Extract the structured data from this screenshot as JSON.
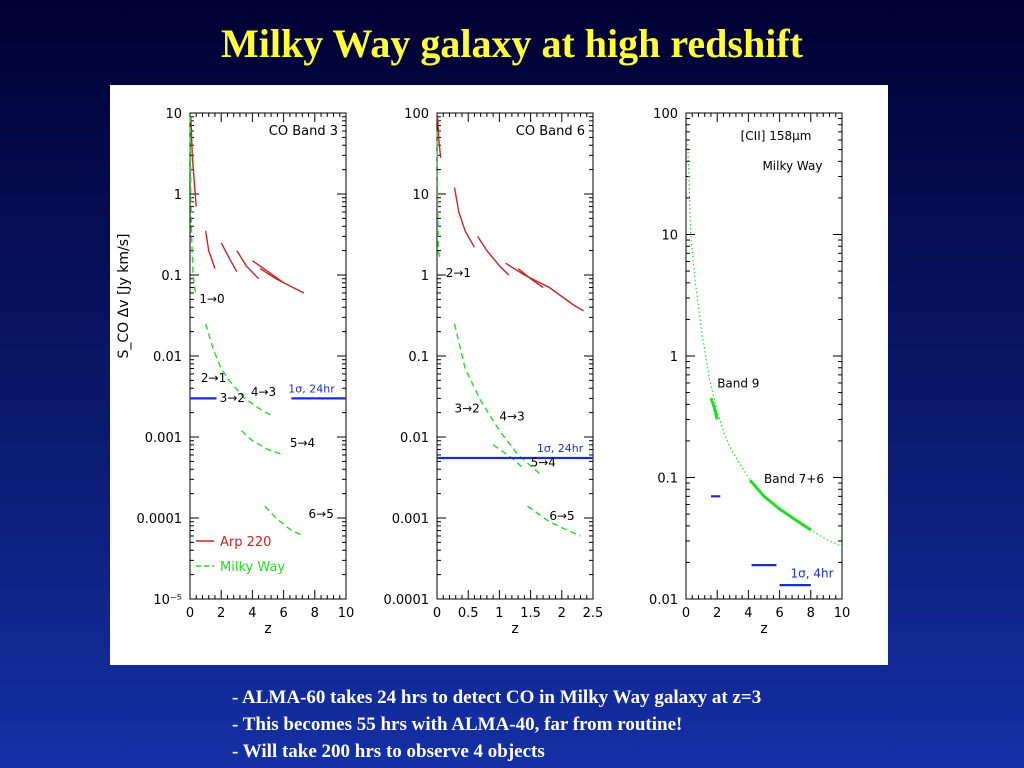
{
  "slide": {
    "title": "Milky Way galaxy at high redshift",
    "bullets": [
      "- ALMA-60 takes 24 hrs to detect CO in Milky Way galaxy at z=3",
      "- This becomes 55 hrs with ALMA-40, far from routine!",
      "- Will take 200 hrs to observe 4 objects"
    ]
  },
  "colors": {
    "arp220": "#cc2222",
    "milky_way": "#22dd22",
    "sensitivity": "#1a2fc8",
    "title": "#ffff33"
  },
  "chart_data": [
    {
      "type": "line",
      "title": "CO Band 3",
      "xlabel": "z",
      "ylabel": "S_CO Δv [Jy km/s]",
      "xlim": [
        0,
        10
      ],
      "ylim": [
        1e-05,
        10
      ],
      "yscale": "log",
      "xticks": [
        "0",
        "2",
        "4",
        "6",
        "8",
        "10"
      ],
      "yticks": [
        "10",
        "1",
        "0.1",
        "0.01",
        "0.001",
        "0.0001",
        "10⁻⁵"
      ],
      "legend": {
        "position": "bottom-left",
        "entries": [
          "Arp 220",
          "Milky Way"
        ]
      },
      "series": [
        {
          "name": "Arp 220",
          "style": "solid",
          "color": "arp220",
          "segments": [
            [
              [
                0.05,
                9
              ],
              [
                0.15,
                3
              ],
              [
                0.3,
                1.2
              ],
              [
                0.4,
                0.7
              ]
            ],
            [
              [
                1.0,
                0.35
              ],
              [
                1.2,
                0.2
              ],
              [
                1.6,
                0.12
              ]
            ],
            [
              [
                2.0,
                0.25
              ],
              [
                2.6,
                0.15
              ],
              [
                3.0,
                0.11
              ]
            ],
            [
              [
                3.0,
                0.2
              ],
              [
                3.6,
                0.13
              ],
              [
                4.4,
                0.09
              ]
            ],
            [
              [
                4.0,
                0.15
              ],
              [
                5.0,
                0.11
              ],
              [
                6.0,
                0.08
              ],
              [
                7.3,
                0.06
              ]
            ],
            [
              [
                4.5,
                0.12
              ],
              [
                5.5,
                0.09
              ],
              [
                6.0,
                0.08
              ]
            ]
          ]
        },
        {
          "name": "Milky Way",
          "style": "dashed",
          "color": "milky_way",
          "segments": [
            [
              [
                0.0,
                9
              ],
              [
                0.05,
                1
              ],
              [
                0.1,
                0.3
              ],
              [
                0.2,
                0.1
              ],
              [
                0.35,
                0.06
              ]
            ],
            [
              [
                1.0,
                0.025
              ],
              [
                1.5,
                0.012
              ],
              [
                2.0,
                0.007
              ],
              [
                2.5,
                0.005
              ],
              [
                3.5,
                0.003
              ],
              [
                4.5,
                0.0022
              ],
              [
                5.3,
                0.0018
              ]
            ],
            [
              [
                3.3,
                0.0012
              ],
              [
                4.0,
                0.0009
              ],
              [
                5.0,
                0.0007
              ],
              [
                6.0,
                0.0006
              ]
            ],
            [
              [
                4.8,
                0.00014
              ],
              [
                5.5,
                0.0001
              ],
              [
                6.5,
                7e-05
              ],
              [
                7.3,
                6e-05
              ]
            ]
          ]
        }
      ],
      "sensitivity": {
        "label": "1σ, 24hr",
        "level": 0.003,
        "segments": [
          [
            0,
            1.7
          ],
          [
            6.5,
            10
          ]
        ]
      },
      "annotations": [
        {
          "text": "1→0",
          "x": 0.6,
          "y": 0.045
        },
        {
          "text": "2→1",
          "x": 0.7,
          "y": 0.0048
        },
        {
          "text": "3→2",
          "x": 1.9,
          "y": 0.0027
        },
        {
          "text": "4→3",
          "x": 3.9,
          "y": 0.0032
        },
        {
          "text": "5→4",
          "x": 6.4,
          "y": 0.00075
        },
        {
          "text": "6→5",
          "x": 7.6,
          "y": 0.0001
        }
      ]
    },
    {
      "type": "line",
      "title": "CO Band 6",
      "xlabel": "z",
      "xlim": [
        0,
        2.5
      ],
      "ylim": [
        0.0001,
        100
      ],
      "yscale": "log",
      "xticks": [
        "0",
        "0.5",
        "1",
        "1.5",
        "2",
        "2.5"
      ],
      "yticks": [
        "100",
        "10",
        "1",
        "0.1",
        "0.01",
        "0.001",
        "0.0001"
      ],
      "series": [
        {
          "name": "Arp 220",
          "style": "solid",
          "color": "arp220",
          "segments": [
            [
              [
                0.01,
                90
              ],
              [
                0.03,
                45
              ],
              [
                0.06,
                28
              ]
            ],
            [
              [
                0.28,
                12
              ],
              [
                0.35,
                6
              ],
              [
                0.45,
                3.5
              ],
              [
                0.6,
                2.2
              ]
            ],
            [
              [
                0.65,
                3
              ],
              [
                0.8,
                2
              ],
              [
                1.0,
                1.3
              ],
              [
                1.15,
                1.0
              ]
            ],
            [
              [
                1.1,
                1.4
              ],
              [
                1.4,
                1.0
              ],
              [
                1.8,
                0.7
              ],
              [
                2.2,
                0.42
              ],
              [
                2.35,
                0.36
              ]
            ],
            [
              [
                1.3,
                1.2
              ],
              [
                1.5,
                0.9
              ],
              [
                1.7,
                0.7
              ]
            ]
          ]
        },
        {
          "name": "Milky Way",
          "style": "dashed",
          "color": "milky_way",
          "segments": [
            [
              [
                0.0,
                60
              ],
              [
                0.01,
                10
              ],
              [
                0.02,
                2
              ],
              [
                0.06,
                1.5
              ]
            ],
            [
              [
                0.28,
                0.25
              ],
              [
                0.45,
                0.07
              ],
              [
                0.7,
                0.028
              ],
              [
                1.0,
                0.012
              ],
              [
                1.3,
                0.006
              ],
              [
                1.65,
                0.0035
              ]
            ],
            [
              [
                0.9,
                0.008
              ],
              [
                1.2,
                0.0055
              ],
              [
                1.4,
                0.004
              ]
            ],
            [
              [
                1.45,
                0.0014
              ],
              [
                1.8,
                0.0009
              ],
              [
                2.1,
                0.0007
              ],
              [
                2.3,
                0.0006
              ]
            ]
          ]
        }
      ],
      "sensitivity": {
        "label": "1σ, 24hr",
        "level": 0.0055,
        "segments": [
          [
            0,
            2.5
          ]
        ]
      },
      "annotations": [
        {
          "text": "2→1",
          "x": 0.14,
          "y": 0.95
        },
        {
          "text": "3→2",
          "x": 0.28,
          "y": 0.02
        },
        {
          "text": "4→3",
          "x": 1.0,
          "y": 0.016
        },
        {
          "text": "5→4",
          "x": 1.5,
          "y": 0.0043
        },
        {
          "text": "6→5",
          "x": 1.8,
          "y": 0.00095
        }
      ]
    },
    {
      "type": "line",
      "title": "[CII] 158μm Milky Way",
      "xlabel": "z",
      "xlim": [
        0,
        10
      ],
      "ylim": [
        0.01,
        100
      ],
      "yscale": "log",
      "xticks": [
        "0",
        "2",
        "4",
        "6",
        "8",
        "10"
      ],
      "yticks": [
        "100",
        "10",
        "1",
        "0.1",
        "0.01"
      ],
      "series": [
        {
          "name": "Milky Way",
          "style": "dotted",
          "color": "milky_way",
          "segments": [
            [
              [
                0.1,
                60
              ],
              [
                0.3,
                10
              ],
              [
                0.6,
                4
              ],
              [
                1.0,
                1.6
              ],
              [
                1.5,
                0.65
              ],
              [
                2.0,
                0.35
              ],
              [
                2.5,
                0.22
              ],
              [
                3.0,
                0.16
              ],
              [
                4.0,
                0.1
              ],
              [
                5.0,
                0.07
              ],
              [
                6.0,
                0.055
              ],
              [
                7.0,
                0.045
              ],
              [
                8.0,
                0.037
              ],
              [
                9.0,
                0.031
              ],
              [
                10.0,
                0.027
              ]
            ]
          ]
        },
        {
          "name": "Band 9",
          "style": "thick",
          "color": "milky_way",
          "segments": [
            [
              [
                1.6,
                0.45
              ],
              [
                1.8,
                0.38
              ],
              [
                2.0,
                0.3
              ]
            ]
          ]
        },
        {
          "name": "Band 7+6",
          "style": "thick",
          "color": "milky_way",
          "segments": [
            [
              [
                4.1,
                0.095
              ],
              [
                5.0,
                0.07
              ],
              [
                6.0,
                0.055
              ],
              [
                7.0,
                0.045
              ],
              [
                8.0,
                0.037
              ]
            ]
          ]
        }
      ],
      "sensitivity": {
        "label": "1σ, 4hr",
        "marks": [
          {
            "x": [
              1.6,
              2.2
            ],
            "level": 0.07
          },
          {
            "x": [
              4.2,
              5.8
            ],
            "level": 0.019
          },
          {
            "x": [
              6.0,
              8.0
            ],
            "level": 0.013
          }
        ]
      },
      "annotations": [
        {
          "text": "[CII] 158μm",
          "x": 3.5,
          "y": 60,
          "role": "title"
        },
        {
          "text": "Milky Way",
          "x": 4.9,
          "y": 34,
          "role": "title"
        },
        {
          "text": "Band 9",
          "x": 2.0,
          "y": 0.55
        },
        {
          "text": "Band 7+6",
          "x": 5.0,
          "y": 0.09
        },
        {
          "text": "1σ, 4hr",
          "x": 6.7,
          "y": 0.015
        }
      ]
    }
  ]
}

__WRITTEN PROBLEM__
Determine how many lines include the word "from" and report that number by itself.

__TASK RESPONSE__
2